All records are to be retyped faithfully and completely.

[Dataset excerpt]

********

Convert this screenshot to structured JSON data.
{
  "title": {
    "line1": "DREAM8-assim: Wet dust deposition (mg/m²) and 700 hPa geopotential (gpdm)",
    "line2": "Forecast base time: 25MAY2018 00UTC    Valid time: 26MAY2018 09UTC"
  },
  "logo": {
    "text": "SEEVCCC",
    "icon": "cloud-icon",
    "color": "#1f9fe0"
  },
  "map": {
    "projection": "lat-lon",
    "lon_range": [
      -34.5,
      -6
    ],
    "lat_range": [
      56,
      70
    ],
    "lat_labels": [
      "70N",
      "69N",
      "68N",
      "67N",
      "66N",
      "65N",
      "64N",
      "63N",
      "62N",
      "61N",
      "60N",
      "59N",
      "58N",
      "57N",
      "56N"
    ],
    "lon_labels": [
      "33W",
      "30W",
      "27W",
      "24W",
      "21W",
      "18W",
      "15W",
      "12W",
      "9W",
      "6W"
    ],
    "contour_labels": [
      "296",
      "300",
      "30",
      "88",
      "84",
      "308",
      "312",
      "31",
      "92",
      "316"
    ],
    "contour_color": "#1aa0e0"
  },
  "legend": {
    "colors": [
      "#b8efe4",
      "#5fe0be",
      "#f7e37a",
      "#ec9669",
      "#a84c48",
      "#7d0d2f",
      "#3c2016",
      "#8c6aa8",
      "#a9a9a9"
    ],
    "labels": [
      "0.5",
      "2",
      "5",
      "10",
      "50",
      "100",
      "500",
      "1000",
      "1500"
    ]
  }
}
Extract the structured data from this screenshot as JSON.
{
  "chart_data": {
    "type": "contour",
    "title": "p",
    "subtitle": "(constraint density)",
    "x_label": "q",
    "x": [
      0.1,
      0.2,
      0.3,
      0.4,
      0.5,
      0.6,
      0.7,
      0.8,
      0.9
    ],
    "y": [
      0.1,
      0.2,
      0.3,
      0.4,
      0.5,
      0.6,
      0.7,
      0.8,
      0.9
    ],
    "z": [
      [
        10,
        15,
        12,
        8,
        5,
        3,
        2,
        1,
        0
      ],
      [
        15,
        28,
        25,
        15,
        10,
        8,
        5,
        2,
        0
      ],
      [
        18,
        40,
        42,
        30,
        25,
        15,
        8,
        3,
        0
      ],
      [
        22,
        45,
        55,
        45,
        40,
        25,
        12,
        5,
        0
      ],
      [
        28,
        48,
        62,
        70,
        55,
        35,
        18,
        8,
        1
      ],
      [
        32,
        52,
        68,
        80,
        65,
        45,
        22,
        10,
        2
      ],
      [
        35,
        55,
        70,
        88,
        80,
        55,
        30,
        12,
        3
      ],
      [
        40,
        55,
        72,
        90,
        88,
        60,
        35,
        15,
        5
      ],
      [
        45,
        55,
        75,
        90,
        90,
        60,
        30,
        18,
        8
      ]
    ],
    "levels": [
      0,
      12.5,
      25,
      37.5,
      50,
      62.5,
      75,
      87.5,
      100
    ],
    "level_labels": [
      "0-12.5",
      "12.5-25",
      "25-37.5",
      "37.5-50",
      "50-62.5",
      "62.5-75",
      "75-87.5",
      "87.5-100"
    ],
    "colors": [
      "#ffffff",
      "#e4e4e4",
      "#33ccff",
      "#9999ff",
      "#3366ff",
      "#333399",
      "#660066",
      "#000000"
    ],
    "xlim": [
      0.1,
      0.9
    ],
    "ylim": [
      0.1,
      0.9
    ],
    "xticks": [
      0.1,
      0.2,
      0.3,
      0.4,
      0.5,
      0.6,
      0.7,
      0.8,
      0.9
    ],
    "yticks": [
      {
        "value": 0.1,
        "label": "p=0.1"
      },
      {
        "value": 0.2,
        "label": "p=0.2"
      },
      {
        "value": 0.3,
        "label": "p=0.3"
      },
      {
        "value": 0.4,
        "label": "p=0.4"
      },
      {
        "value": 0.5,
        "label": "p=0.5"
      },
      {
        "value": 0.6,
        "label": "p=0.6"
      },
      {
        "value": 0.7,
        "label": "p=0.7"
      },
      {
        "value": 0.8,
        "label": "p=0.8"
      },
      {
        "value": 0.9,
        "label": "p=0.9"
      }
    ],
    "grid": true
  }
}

********

* _Result of this exercise_:
Convert this screenshot to structured JSON data.
{
  "title": {
    "line1": "DREAM8-assim: Wet dust deposition (mg/m²) and 700 hPa geopotential (gpdm)",
    "line2": "Forecast base time: 25MAY2018 00UTC    Valid time: 26MAY2018 09UTC"
  },
  "logo": {
    "text": "SEEVCCC",
    "icon": "cloud-icon",
    "color": "#1f9fe0"
  },
  "map": {
    "projection": "lat-lon",
    "lon_range": [
      -34.5,
      -6
    ],
    "lat_range": [
      56,
      70
    ],
    "lat_labels": [
      "70N",
      "69N",
      "68N",
      "67N",
      "66N",
      "65N",
      "64N",
      "63N",
      "62N",
      "61N",
      "60N",
      "59N",
      "58N",
      "57N",
      "56N"
    ],
    "lon_labels": [
      "33W",
      "30W",
      "27W",
      "24W",
      "21W",
      "18W",
      "15W",
      "12W",
      "9W",
      "6W"
    ],
    "contour_labels": [
      "296",
      "300",
      "30",
      "88",
      "84",
      "308",
      "312",
      "31",
      "92",
      "316"
    ],
    "contour_color": "#1aa0e0"
  },
  "legend": {
    "colors": [
      "#b8efe4",
      "#5fe0be",
      "#f7e37a",
      "#ec9669",
      "#a84c48",
      "#7d0d2f",
      "#3c2016",
      "#8c6aa8",
      "#a9a9a9"
    ],
    "labels": [
      "0.5",
      "2",
      "5",
      "10",
      "50",
      "100",
      "500",
      "1000",
      "1500"
    ]
  }
}
Extract the structured data from this screenshot as JSON.
{
  "chart_data": {
    "type": "contour",
    "title": "p",
    "subtitle": "(constraint density)",
    "x_label": "q",
    "x": [
      0.1,
      0.2,
      0.3,
      0.4,
      0.5,
      0.6,
      0.7,
      0.8,
      0.9
    ],
    "y": [
      0.1,
      0.2,
      0.3,
      0.4,
      0.5,
      0.6,
      0.7,
      0.8,
      0.9
    ],
    "z": [
      [
        10,
        15,
        12,
        8,
        5,
        3,
        2,
        1,
        0
      ],
      [
        15,
        28,
        25,
        15,
        10,
        8,
        5,
        2,
        0
      ],
      [
        18,
        40,
        42,
        30,
        25,
        15,
        8,
        3,
        0
      ],
      [
        22,
        45,
        55,
        45,
        40,
        25,
        12,
        5,
        0
      ],
      [
        28,
        48,
        62,
        70,
        55,
        35,
        18,
        8,
        1
      ],
      [
        32,
        52,
        68,
        80,
        65,
        45,
        22,
        10,
        2
      ],
      [
        35,
        55,
        70,
        88,
        80,
        55,
        30,
        12,
        3
      ],
      [
        40,
        55,
        72,
        90,
        88,
        60,
        35,
        15,
        5
      ],
      [
        45,
        55,
        75,
        90,
        90,
        60,
        30,
        18,
        8
      ]
    ],
    "levels": [
      0,
      12.5,
      25,
      37.5,
      50,
      62.5,
      75,
      87.5,
      100
    ],
    "level_labels": [
      "0-12.5",
      "12.5-25",
      "25-37.5",
      "37.5-50",
      "50-62.5",
      "62.5-75",
      "75-87.5",
      "87.5-100"
    ],
    "colors": [
      "#ffffff",
      "#e4e4e4",
      "#33ccff",
      "#9999ff",
      "#3366ff",
      "#333399",
      "#660066",
      "#000000"
    ],
    "xlim": [
      0.1,
      0.9
    ],
    "ylim": [
      0.1,
      0.9
    ],
    "xticks": [
      0.1,
      0.2,
      0.3,
      0.4,
      0.5,
      0.6,
      0.7,
      0.8,
      0.9
    ],
    "yticks": [
      {
        "value": 0.1,
        "label": "p=0.1"
      },
      {
        "value": 0.2,
        "label": "p=0.2"
      },
      {
        "value": 0.3,
        "label": "p=0.3"
      },
      {
        "value": 0.4,
        "label": "p=0.4"
      },
      {
        "value": 0.5,
        "label": "p=0.5"
      },
      {
        "value": 0.6,
        "label": "p=0.6"
      },
      {
        "value": 0.7,
        "label": "p=0.7"
      },
      {
        "value": 0.8,
        "label": "p=0.8"
      },
      {
        "value": 0.9,
        "label": "p=0.9"
      }
    ],
    "grid": true
  }
}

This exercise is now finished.